À FAIRE: Recopiez à l'identique les lignes des entrées, en partant de celle qui contient « 840, 952, 920] » et en terminant par celle qui contient « 20, 1034, 44] », ces deux lignes incluses.

ENTRÉES EXTRAITES:
=-=-=-=-=

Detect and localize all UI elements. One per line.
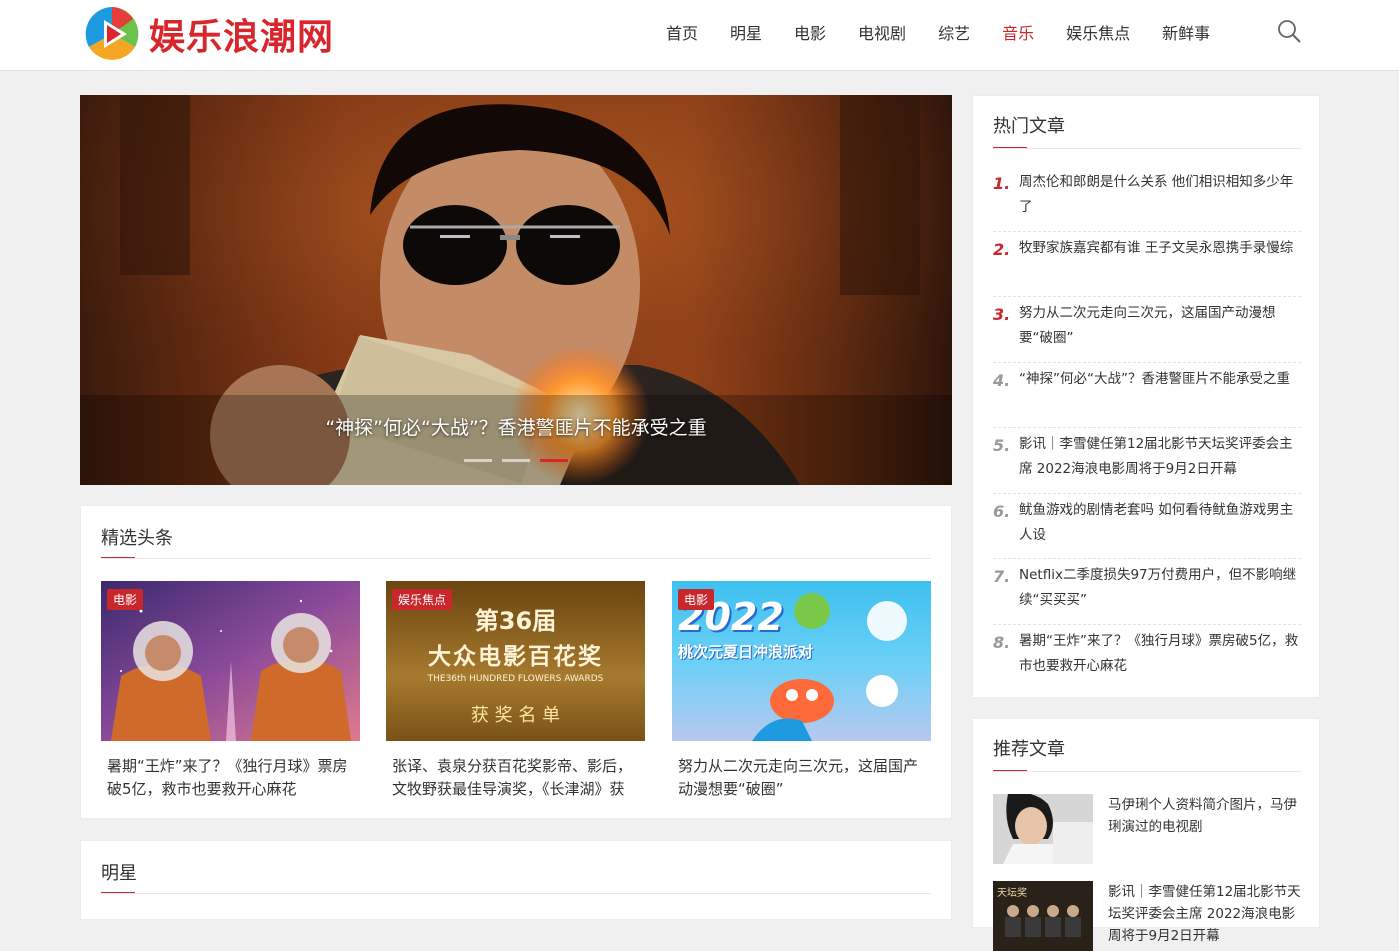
stars-panel: 明星	[80, 840, 952, 920]
featured-card-2[interactable]: 第36届 大众电影百花奖 THE36th HUNDRED FLOWERS AWA…	[386, 581, 645, 801]
poster-text: 获 奖 名 单	[470, 705, 561, 726]
nav-item-stars[interactable]: 明星	[730, 20, 762, 44]
hot-article-title[interactable]: 周杰伦和郎朗是什么关系 他们相识相知多少年了	[1019, 170, 1301, 220]
rank-number: 5.	[993, 436, 1011, 455]
hot-articles-list: 1. 周杰伦和郎朗是什么关系 他们相识相知多少年了 2. 牧野家族嘉宾都有谁 王子文…	[993, 166, 1301, 690]
hot-article-item[interactable]: 6. 鱿鱼游戏的剧情老套吗 如何看待鱿鱼游戏男主人设	[993, 494, 1301, 559]
rank-number: 3.	[993, 305, 1011, 324]
hot-panel-title: 热门文章	[993, 116, 1065, 137]
recommended-item[interactable]: 天坛奖 影讯｜李雪健任第12届北影节天坛奖评委会主席 2022海浪电影周将于9月…	[993, 881, 1301, 951]
nav-item-variety[interactable]: 综艺	[938, 20, 970, 44]
site-logo-text: 娱乐浪潮网	[149, 17, 335, 58]
featured-card-image: 2022 桃次元夏日冲浪派对 电影	[672, 581, 931, 741]
poster-text: 桃次元夏日冲浪派对	[678, 643, 814, 661]
category-tag[interactable]: 电影	[678, 589, 715, 610]
hot-article-item[interactable]: 5. 影讯｜李雪健任第12届北影节天坛奖评委会主席 2022海浪电影周将于9月2日…	[993, 428, 1301, 494]
slider-dot-1[interactable]	[464, 459, 492, 462]
main-nav: 首页 明星 电影 电视剧 综艺 音乐 娱乐焦点 新鲜事	[650, 0, 1226, 64]
hot-article-title[interactable]: 影讯｜李雪健任第12届北影节天坛奖评委会主席 2022海浪电影周将于9月2日开幕	[1019, 432, 1301, 482]
hot-article-item[interactable]: 3. 努力从二次元走向三次元，这届国产动漫想要“破圈”	[993, 297, 1301, 363]
slider-pagination	[464, 459, 578, 462]
poster-text: 大众电影百花奖	[428, 644, 603, 670]
title-rule	[993, 148, 1301, 149]
hot-article-title[interactable]: 牧野家族嘉宾都有谁 王子文吴永恩携手录慢综	[1019, 236, 1301, 261]
nav-item-movies[interactable]: 电影	[794, 20, 826, 44]
featured-card-image: 电影	[101, 581, 360, 741]
hot-article-title[interactable]: 努力从二次元走向三次元，这届国产动漫想要“破圈”	[1019, 301, 1301, 351]
recommended-title[interactable]: 马伊琍个人资料简介图片，马伊琍演过的电视剧	[1108, 794, 1301, 838]
category-tag[interactable]: 娱乐焦点	[392, 589, 453, 610]
nav-item-tv[interactable]: 电视剧	[858, 20, 906, 44]
rank-number: 1.	[993, 174, 1011, 193]
rank-number: 7.	[993, 567, 1011, 586]
featured-card-title[interactable]: 努力从二次元走向三次元，这届国产动漫想要“破圈”	[672, 755, 931, 801]
site-header: 娱乐浪潮网 首页 明星 电影 电视剧 综艺 音乐 娱乐焦点 新鲜事	[0, 0, 1399, 71]
rank-number: 6.	[993, 501, 1011, 521]
rank-number: 8.	[993, 632, 1011, 652]
title-rule	[993, 771, 1301, 772]
featured-panel-title: 精选头条	[101, 528, 173, 549]
nav-item-music[interactable]: 音乐	[1002, 20, 1034, 44]
hot-article-item[interactable]: 7. Netflix二季度损失97万付费用户，但不影响继续“买买买”	[993, 559, 1301, 625]
stars-panel-title: 明星	[101, 863, 137, 884]
recommended-title[interactable]: 影讯｜李雪健任第12届北影节天坛奖评委会主席 2022海浪电影周将于9月2日开幕	[1108, 881, 1301, 947]
recommended-panel: 推荐文章 马伊琍个人资料简介图片，马伊琍演过的电视剧 天坛奖 影讯｜李雪健任第1…	[972, 718, 1320, 951]
featured-card-title[interactable]: 暑期“王炸”来了？《独行月球》票房破5亿，救市也要救开心麻花	[101, 755, 360, 801]
hot-article-title[interactable]: 鱿鱼游戏的剧情老套吗 如何看待鱿鱼游戏男主人设	[1019, 498, 1301, 548]
hot-article-item[interactable]: 2. 牧野家族嘉宾都有谁 王子文吴永恩携手录慢综	[993, 232, 1301, 297]
nav-item-focus[interactable]: 娱乐焦点	[1066, 20, 1130, 44]
hot-article-item[interactable]: 4. “神探”何必“大战”？香港警匪片不能承受之重	[993, 363, 1301, 428]
recommended-item[interactable]: 马伊琍个人资料简介图片，马伊琍演过的电视剧	[993, 794, 1301, 864]
rank-number: 4.	[993, 370, 1011, 390]
rank-number: 2.	[993, 239, 1011, 259]
play-logo-icon	[83, 5, 141, 63]
site-logo[interactable]: 娱乐浪潮网	[83, 5, 334, 63]
title-rule	[101, 558, 931, 559]
hot-articles-panel: 热门文章 1. 周杰伦和郎朗是什么关系 他们相识相知多少年了 2. 牧野家族嘉宾都有…	[972, 95, 1320, 698]
hot-article-title[interactable]: “神探”何必“大战”？香港警匪片不能承受之重	[1019, 367, 1301, 392]
featured-card-3[interactable]: 2022 桃次元夏日冲浪派对 电影 努力从二次元走向三次元，这届国产动漫想要“破…	[672, 581, 931, 801]
title-rule	[101, 893, 931, 894]
hot-article-title[interactable]: Netflix二季度损失97万付费用户，但不影响继续“买买买”	[1019, 563, 1301, 613]
slider-dot-2[interactable]	[502, 459, 530, 462]
hot-article-title[interactable]: 暑期“王炸”来了？《独行月球》票房破5亿，救市也要救开心麻花	[1019, 629, 1301, 679]
recommended-thumbnail	[993, 794, 1093, 864]
hot-article-item[interactable]: 1. 周杰伦和郎朗是什么关系 他们相识相知多少年了	[993, 166, 1301, 232]
hero-slide-caption[interactable]: “神探”何必“大战”？香港警匪片不能承受之重	[80, 413, 952, 440]
hero-slider[interactable]: “神探”何必“大战”？香港警匪片不能承受之重	[80, 95, 952, 485]
featured-card-title[interactable]: 张译、袁泉分获百花奖影帝、影后，文牧野获最佳导演奖，《长津湖》获最佳故事片	[386, 755, 645, 801]
nav-item-fresh[interactable]: 新鲜事	[1162, 20, 1210, 44]
featured-card-1[interactable]: 电影 暑期“王炸”来了？《独行月球》票房破5亿，救市也要救开心麻花	[101, 581, 360, 801]
nav-item-home[interactable]: 首页	[666, 20, 698, 44]
hot-article-item[interactable]: 8. 暑期“王炸”来了？《独行月球》票房破5亿，救市也要救开心麻花	[993, 625, 1301, 691]
featured-panel: 精选头条 电影 暑期“王炸”来了？《独行月球》票房破5亿，救市也要救开心麻花 第…	[80, 505, 952, 819]
poster-text: THE36th HUNDRED FLOWERS AWARDS	[427, 674, 604, 684]
search-icon[interactable]	[1276, 18, 1302, 44]
recommended-thumbnail: 天坛奖	[993, 881, 1093, 951]
category-tag[interactable]: 电影	[107, 589, 144, 610]
slider-dot-3[interactable]	[540, 459, 568, 462]
recommended-panel-title: 推荐文章	[993, 739, 1065, 760]
featured-card-image: 第36届 大众电影百花奖 THE36th HUNDRED FLOWERS AWA…	[386, 581, 645, 741]
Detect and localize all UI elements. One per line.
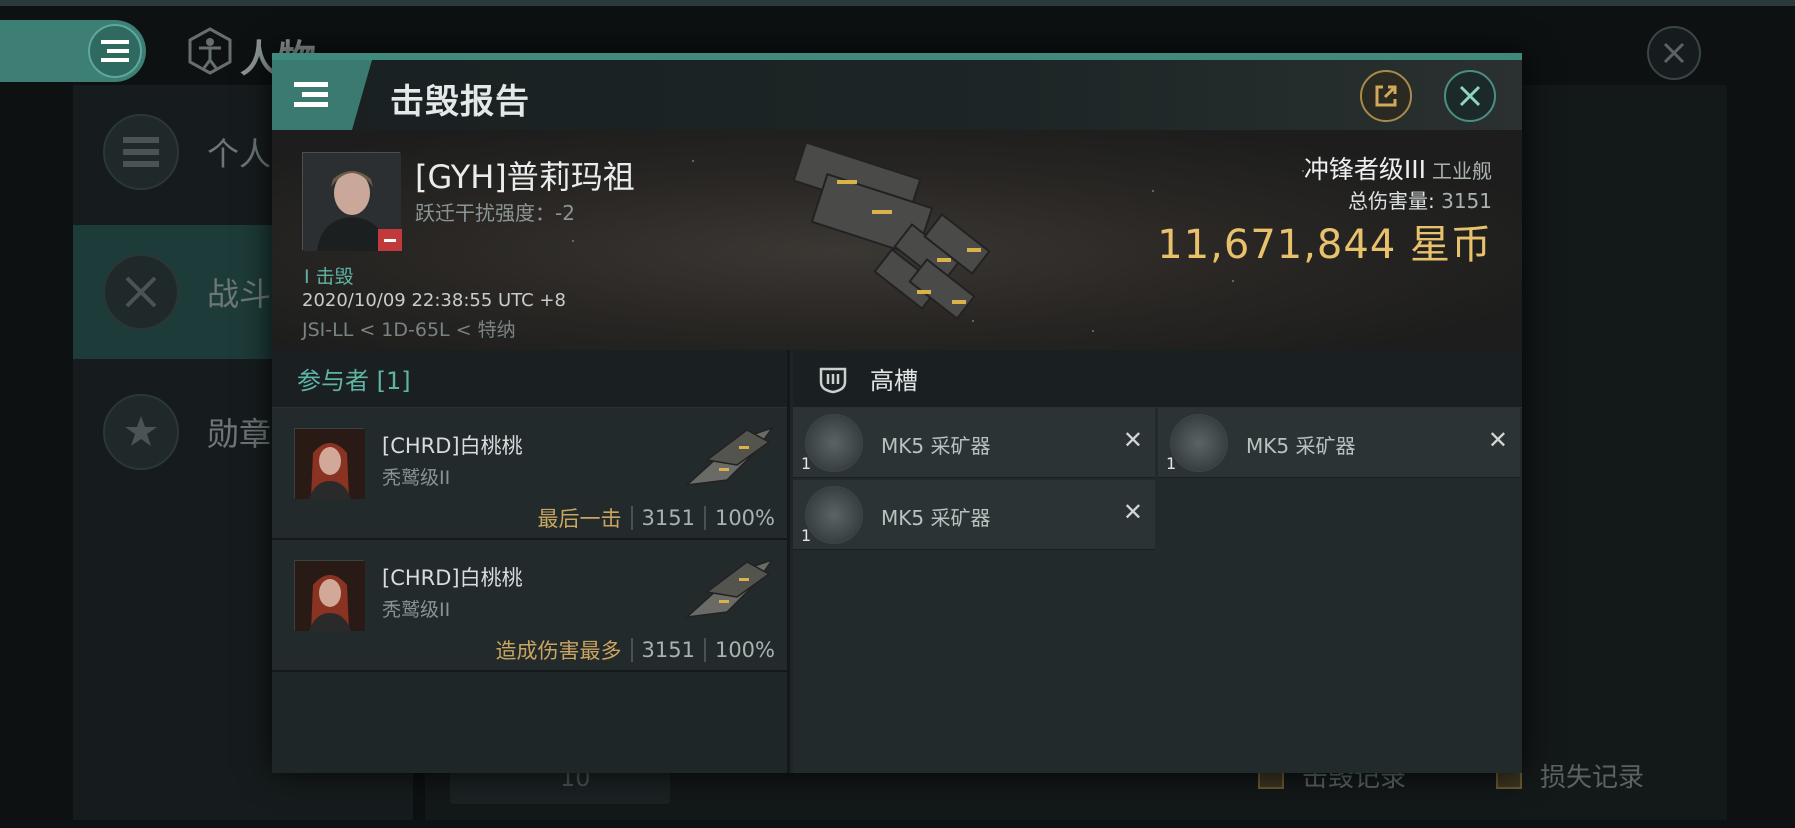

=-=-=-=-=

RÉPONSE AU PROBLÈME:
stars-panel: 明星	[80, 840, 952, 920]
featured-card-2[interactable]: 第36届 大众电影百花奖 THE36th HUNDRED FLOWERS AWA…	[386, 581, 645, 801]
poster-text: 获 奖 名 单	[470, 705, 561, 726]
nav-item-stars[interactable]: 明星	[730, 20, 762, 44]
hot-article-title[interactable]: 周杰伦和郎朗是什么关系 他们相识相知多少年了	[1019, 170, 1301, 220]
rank-number: 5.	[993, 436, 1011, 455]
hot-articles-list: 1. 周杰伦和郎朗是什么关系 他们相识相知多少年了 2. 牧野家族嘉宾都有谁 王子文…	[993, 166, 1301, 690]
hot-article-item[interactable]: 6. 鱿鱼游戏的剧情老套吗 如何看待鱿鱼游戏男主人设	[993, 494, 1301, 559]
rank-number: 3.	[993, 305, 1011, 324]
hot-panel-title: 热门文章	[993, 116, 1065, 137]
recommended-item[interactable]: 天坛奖 影讯｜李雪健任第12届北影节天坛奖评委会主席 2022海浪电影周将于9月…	[993, 881, 1301, 951]
nav-item-variety[interactable]: 综艺	[938, 20, 970, 44]
site-logo-text: 娱乐浪潮网	[149, 17, 335, 58]
featured-card-image: 2022 桃次元夏日冲浪派对 电影	[672, 581, 931, 741]
poster-text: 桃次元夏日冲浪派对	[678, 643, 814, 661]
category-tag[interactable]: 电影	[678, 589, 715, 610]
hot-article-item[interactable]: 5. 影讯｜李雪健任第12届北影节天坛奖评委会主席 2022海浪电影周将于9月2日…	[993, 428, 1301, 494]
slider-dot-1[interactable]	[464, 459, 492, 462]
main-nav: 首页 明星 电影 电视剧 综艺 音乐 娱乐焦点 新鲜事	[650, 0, 1226, 64]
hot-article-title[interactable]: 影讯｜李雪健任第12届北影节天坛奖评委会主席 2022海浪电影周将于9月2日开幕	[1019, 432, 1301, 482]
hot-article-item[interactable]: 3. 努力从二次元走向三次元，这届国产动漫想要“破圈”	[993, 297, 1301, 363]
slider-pagination	[464, 459, 578, 462]
poster-text: 大众电影百花奖	[428, 644, 603, 670]
title-rule	[993, 148, 1301, 149]
hot-article-title[interactable]: 牧野家族嘉宾都有谁 王子文吴永恩携手录慢综	[1019, 236, 1301, 261]
nav-item-movies[interactable]: 电影	[794, 20, 826, 44]
featured-card-image: 电影	[101, 581, 360, 741]
hot-article-title[interactable]: 努力从二次元走向三次元，这届国产动漫想要“破圈”	[1019, 301, 1301, 351]
recommended-title[interactable]: 马伊琍个人资料简介图片，马伊琍演过的电视剧	[1108, 794, 1301, 838]
category-tag[interactable]: 娱乐焦点	[392, 589, 453, 610]
nav-item-tv[interactable]: 电视剧	[858, 20, 906, 44]
rank-number: 1.	[993, 174, 1011, 193]
rank-number: 7.	[993, 567, 1011, 586]
featured-card-title[interactable]: 努力从二次元走向三次元，这届国产动漫想要“破圈”	[672, 755, 931, 801]
site-header: 娱乐浪潮网 首页 明星 电影 电视剧 综艺 音乐 娱乐焦点 新鲜事	[0, 0, 1399, 71]
rank-number: 6.	[993, 501, 1011, 521]
rank-number: 8.	[993, 632, 1011, 652]
title-rule	[993, 771, 1301, 772]
featured-panel-title: 精选头条	[101, 528, 173, 549]
nav-item-music[interactable]: 音乐	[1002, 20, 1034, 44]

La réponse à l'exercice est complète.